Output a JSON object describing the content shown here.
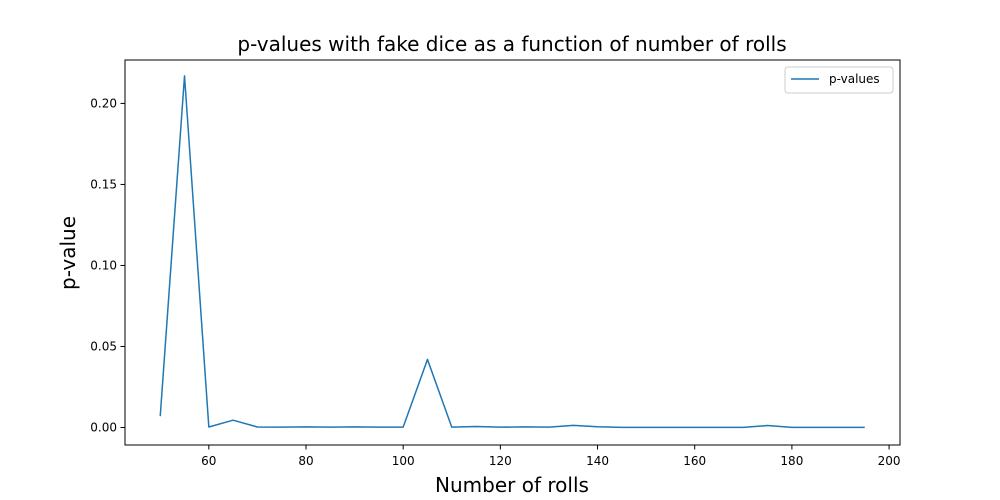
{
  "chart_data": {
    "type": "line",
    "title": "p-values with fake dice as a function of number of rolls",
    "xlabel": "Number of rolls",
    "ylabel": "p-value",
    "xlim": [
      42.75,
      202.25
    ],
    "ylim": [
      -0.0108,
      0.2268
    ],
    "x_ticks": [
      60,
      80,
      100,
      120,
      140,
      160,
      180,
      200
    ],
    "x_tick_labels": [
      "60",
      "80",
      "100",
      "120",
      "140",
      "160",
      "180",
      "200"
    ],
    "y_ticks": [
      0.0,
      0.05,
      0.1,
      0.15,
      0.2
    ],
    "y_tick_labels": [
      "0.00",
      "0.05",
      "0.10",
      "0.15",
      "0.20"
    ],
    "grid": false,
    "legend_position": "top-right",
    "series": [
      {
        "name": "p-values",
        "color": "#1f77b4",
        "x": [
          50,
          55,
          60,
          65,
          70,
          75,
          80,
          85,
          90,
          95,
          100,
          105,
          110,
          115,
          120,
          125,
          130,
          135,
          140,
          145,
          150,
          155,
          160,
          165,
          170,
          175,
          180,
          185,
          190,
          195
        ],
        "y": [
          0.007,
          0.217,
          0.0003,
          0.0045,
          0.0003,
          0.0002,
          0.0004,
          0.0002,
          0.0004,
          0.0002,
          0.0002,
          0.042,
          0.0002,
          0.0006,
          0.0002,
          0.0004,
          0.0002,
          0.0013,
          0.0005,
          0.0001,
          0.0001,
          0.0001,
          0.0001,
          0.0001,
          0.0001,
          0.0012,
          0.0001,
          0.0001,
          0.0001,
          0.0001
        ]
      }
    ]
  }
}
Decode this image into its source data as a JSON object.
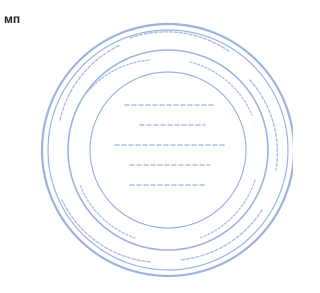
{
  "document": {
    "label": "мп"
  }
}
══════════════════════════════
THE TASK: Report all lines of the material that contain the word "JSON".

EXERCISE RESULT:
Output a JSON object describing the content shown here.
Decode this image into its source data as a JSON object.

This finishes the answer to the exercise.